▸ Aim of the exercise:
Quote the records that follow in full and exactly; leave out the pictures.

▸ Supplied material:

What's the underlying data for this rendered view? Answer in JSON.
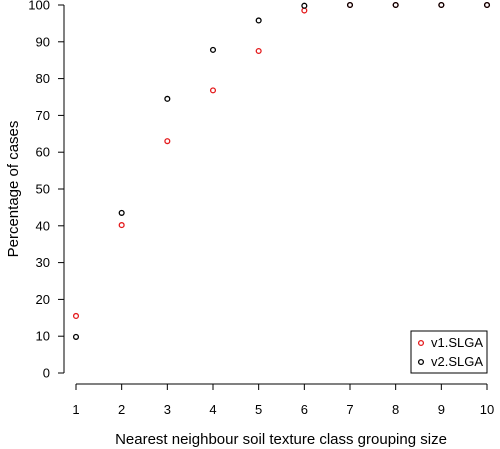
{
  "chart_data": {
    "type": "scatter",
    "xlabel": "Nearest neighbour soil texture class grouping size",
    "ylabel": "Percentage of cases",
    "x": [
      1,
      2,
      3,
      4,
      5,
      6,
      7,
      8,
      9,
      10
    ],
    "xlim": [
      1,
      10
    ],
    "ylim": [
      0,
      100
    ],
    "x_ticks": [
      "1",
      "2",
      "3",
      "4",
      "5",
      "6",
      "7",
      "8",
      "9",
      "10"
    ],
    "y_ticks": [
      "0",
      "10",
      "20",
      "30",
      "40",
      "50",
      "60",
      "70",
      "80",
      "90",
      "100"
    ],
    "grid": false,
    "legend_position": "bottom-right",
    "series": [
      {
        "name": "v1.SLGA",
        "color": "#e41a1c",
        "marker": "open-circle",
        "values": [
          15.5,
          40.2,
          63.0,
          76.8,
          87.5,
          98.5,
          100,
          100,
          100,
          100
        ]
      },
      {
        "name": "v2.SLGA",
        "color": "#000000",
        "marker": "open-circle",
        "values": [
          9.8,
          43.5,
          74.5,
          87.8,
          95.8,
          99.8,
          100,
          100,
          100,
          100
        ]
      }
    ]
  }
}
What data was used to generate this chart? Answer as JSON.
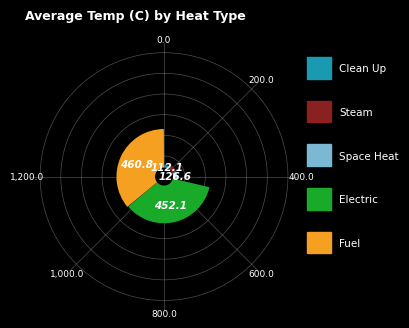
{
  "title": "Average Temp (C) by Heat Type",
  "title_color": "white",
  "background_color": "#000000",
  "categories": [
    "Clean Up",
    "Steam",
    "Space Heat",
    "Electric",
    "Fuel"
  ],
  "values": [
    112.1,
    126.6,
    126.6,
    452.1,
    460.8
  ],
  "colors": [
    "#1a9ab0",
    "#8b2020",
    "#7ab8d4",
    "#1aaa2a",
    "#f5a020"
  ],
  "label_values": [
    "112.1",
    "",
    "126.6",
    "452.1",
    "460.8"
  ],
  "r_ticks": [
    200,
    400,
    600,
    800,
    1000,
    1200
  ],
  "r_max": 1300,
  "r_inner": 80,
  "spoke_labels": [
    "0.0",
    "200.0",
    "400.0",
    "600.0",
    "800.0",
    "1,000.0",
    "1,200.0"
  ],
  "spoke_angles_deg": [
    0,
    45,
    90,
    135,
    180,
    225,
    270
  ],
  "legend_colors": [
    "#1a9ab0",
    "#8b2020",
    "#7ab8d4",
    "#1aaa2a",
    "#f5a020"
  ]
}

▸ Full output:
What's the underlying data for this rendered view? Answer in JSON.
{
  "chart_data": {
    "type": "scatter",
    "xlabel": "Nearest neighbour soil texture class grouping size",
    "ylabel": "Percentage of cases",
    "x": [
      1,
      2,
      3,
      4,
      5,
      6,
      7,
      8,
      9,
      10
    ],
    "xlim": [
      1,
      10
    ],
    "ylim": [
      0,
      100
    ],
    "x_ticks": [
      "1",
      "2",
      "3",
      "4",
      "5",
      "6",
      "7",
      "8",
      "9",
      "10"
    ],
    "y_ticks": [
      "0",
      "10",
      "20",
      "30",
      "40",
      "50",
      "60",
      "70",
      "80",
      "90",
      "100"
    ],
    "grid": false,
    "legend_position": "bottom-right",
    "series": [
      {
        "name": "v1.SLGA",
        "color": "#e41a1c",
        "marker": "open-circle",
        "values": [
          15.5,
          40.2,
          63.0,
          76.8,
          87.5,
          98.5,
          100,
          100,
          100,
          100
        ]
      },
      {
        "name": "v2.SLGA",
        "color": "#000000",
        "marker": "open-circle",
        "values": [
          9.8,
          43.5,
          74.5,
          87.8,
          95.8,
          99.8,
          100,
          100,
          100,
          100
        ]
      }
    ]
  }
}
What data was used to generate this chart? Answer as JSON.
{
  "title": "Average Temp (C) by Heat Type",
  "title_color": "white",
  "background_color": "#000000",
  "categories": [
    "Clean Up",
    "Steam",
    "Space Heat",
    "Electric",
    "Fuel"
  ],
  "values": [
    112.1,
    126.6,
    126.6,
    452.1,
    460.8
  ],
  "colors": [
    "#1a9ab0",
    "#8b2020",
    "#7ab8d4",
    "#1aaa2a",
    "#f5a020"
  ],
  "label_values": [
    "112.1",
    "",
    "126.6",
    "452.1",
    "460.8"
  ],
  "r_ticks": [
    200,
    400,
    600,
    800,
    1000,
    1200
  ],
  "r_max": 1300,
  "r_inner": 80,
  "spoke_labels": [
    "0.0",
    "200.0",
    "400.0",
    "600.0",
    "800.0",
    "1,000.0",
    "1,200.0"
  ],
  "spoke_angles_deg": [
    0,
    45,
    90,
    135,
    180,
    225,
    270
  ],
  "legend_colors": [
    "#1a9ab0",
    "#8b2020",
    "#7ab8d4",
    "#1aaa2a",
    "#f5a020"
  ]
}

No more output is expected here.